Aim of the task:
Copy out all of the material exactly as presented.
____ Data to process
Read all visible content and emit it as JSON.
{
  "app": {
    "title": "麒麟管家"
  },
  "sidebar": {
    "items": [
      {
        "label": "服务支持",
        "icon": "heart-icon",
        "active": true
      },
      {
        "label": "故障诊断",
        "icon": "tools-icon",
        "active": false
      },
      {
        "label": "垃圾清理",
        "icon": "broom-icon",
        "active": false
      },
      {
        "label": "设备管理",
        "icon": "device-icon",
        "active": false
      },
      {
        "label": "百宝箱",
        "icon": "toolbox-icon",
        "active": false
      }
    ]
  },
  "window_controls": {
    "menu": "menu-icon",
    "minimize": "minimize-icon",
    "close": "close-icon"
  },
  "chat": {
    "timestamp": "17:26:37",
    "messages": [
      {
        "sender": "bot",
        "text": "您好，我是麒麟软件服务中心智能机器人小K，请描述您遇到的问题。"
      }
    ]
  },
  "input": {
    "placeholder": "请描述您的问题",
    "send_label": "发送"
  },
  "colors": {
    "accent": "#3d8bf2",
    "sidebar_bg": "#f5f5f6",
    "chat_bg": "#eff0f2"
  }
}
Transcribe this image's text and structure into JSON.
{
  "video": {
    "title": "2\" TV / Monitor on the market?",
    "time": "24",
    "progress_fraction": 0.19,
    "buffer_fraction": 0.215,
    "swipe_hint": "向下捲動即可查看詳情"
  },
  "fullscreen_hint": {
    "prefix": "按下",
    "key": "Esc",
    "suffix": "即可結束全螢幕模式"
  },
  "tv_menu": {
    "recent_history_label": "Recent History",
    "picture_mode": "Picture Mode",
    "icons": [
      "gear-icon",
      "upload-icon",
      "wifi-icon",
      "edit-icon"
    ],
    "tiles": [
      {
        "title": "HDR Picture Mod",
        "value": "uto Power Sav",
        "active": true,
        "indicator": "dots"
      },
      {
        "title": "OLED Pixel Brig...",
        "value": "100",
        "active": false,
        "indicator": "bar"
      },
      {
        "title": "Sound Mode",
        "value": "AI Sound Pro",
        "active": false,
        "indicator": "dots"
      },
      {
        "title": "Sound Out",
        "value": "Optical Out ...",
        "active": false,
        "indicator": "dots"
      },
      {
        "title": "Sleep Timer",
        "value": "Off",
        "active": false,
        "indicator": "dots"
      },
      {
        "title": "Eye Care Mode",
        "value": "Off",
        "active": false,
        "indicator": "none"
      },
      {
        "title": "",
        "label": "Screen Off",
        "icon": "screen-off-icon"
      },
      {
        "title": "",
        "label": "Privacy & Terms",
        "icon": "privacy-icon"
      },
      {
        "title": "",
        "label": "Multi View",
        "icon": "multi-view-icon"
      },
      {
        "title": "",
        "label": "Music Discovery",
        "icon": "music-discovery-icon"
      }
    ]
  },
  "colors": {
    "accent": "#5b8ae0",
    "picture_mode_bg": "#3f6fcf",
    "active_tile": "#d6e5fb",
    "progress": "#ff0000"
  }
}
________
Answer for this exercise:
Read all visible content and emit it as JSON.
{
  "app": {
    "title": "麒麟管家"
  },
  "sidebar": {
    "items": [
      {
        "label": "服务支持",
        "icon": "heart-icon",
        "active": true
      },
      {
        "label": "故障诊断",
        "icon": "tools-icon",
        "active": false
      },
      {
        "label": "垃圾清理",
        "icon": "broom-icon",
        "active": false
      },
      {
        "label": "设备管理",
        "icon": "device-icon",
        "active": false
      },
      {
        "label": "百宝箱",
        "icon": "toolbox-icon",
        "active": false
      }
    ]
  },
  "window_controls": {
    "menu": "menu-icon",
    "minimize": "minimize-icon",
    "close": "close-icon"
  },
  "chat": {
    "timestamp": "17:26:37",
    "messages": [
      {
        "sender": "bot",
        "text": "您好，我是麒麟软件服务中心智能机器人小K，请描述您遇到的问题。"
      }
    ]
  },
  "input": {
    "placeholder": "请描述您的问题",
    "send_label": "发送"
  },
  "colors": {
    "accent": "#3d8bf2",
    "sidebar_bg": "#f5f5f6",
    "chat_bg": "#eff0f2"
  }
}
Transcribe this image's text and structure into JSON.
{
  "video": {
    "title": "2\" TV / Monitor on the market?",
    "time": "24",
    "progress_fraction": 0.19,
    "buffer_fraction": 0.215,
    "swipe_hint": "向下捲動即可查看詳情"
  },
  "fullscreen_hint": {
    "prefix": "按下",
    "key": "Esc",
    "suffix": "即可結束全螢幕模式"
  },
  "tv_menu": {
    "recent_history_label": "Recent History",
    "picture_mode": "Picture Mode",
    "icons": [
      "gear-icon",
      "upload-icon",
      "wifi-icon",
      "edit-icon"
    ],
    "tiles": [
      {
        "title": "HDR Picture Mod",
        "value": "uto Power Sav",
        "active": true,
        "indicator": "dots"
      },
      {
        "title": "OLED Pixel Brig...",
        "value": "100",
        "active": false,
        "indicator": "bar"
      },
      {
        "title": "Sound Mode",
        "value": "AI Sound Pro",
        "active": false,
        "indicator": "dots"
      },
      {
        "title": "Sound Out",
        "value": "Optical Out ...",
        "active": false,
        "indicator": "dots"
      },
      {
        "title": "Sleep Timer",
        "value": "Off",
        "active": false,
        "indicator": "dots"
      },
      {
        "title": "Eye Care Mode",
        "value": "Off",
        "active": false,
        "indicator": "none"
      },
      {
        "title": "",
        "label": "Screen Off",
        "icon": "screen-off-icon"
      },
      {
        "title": "",
        "label": "Privacy & Terms",
        "icon": "privacy-icon"
      },
      {
        "title": "",
        "label": "Multi View",
        "icon": "multi-view-icon"
      },
      {
        "title": "",
        "label": "Music Discovery",
        "icon": "music-discovery-icon"
      }
    ]
  },
  "colors": {
    "accent": "#5b8ae0",
    "picture_mode_bg": "#3f6fcf",
    "active_tile": "#d6e5fb",
    "progress": "#ff0000"
  }
}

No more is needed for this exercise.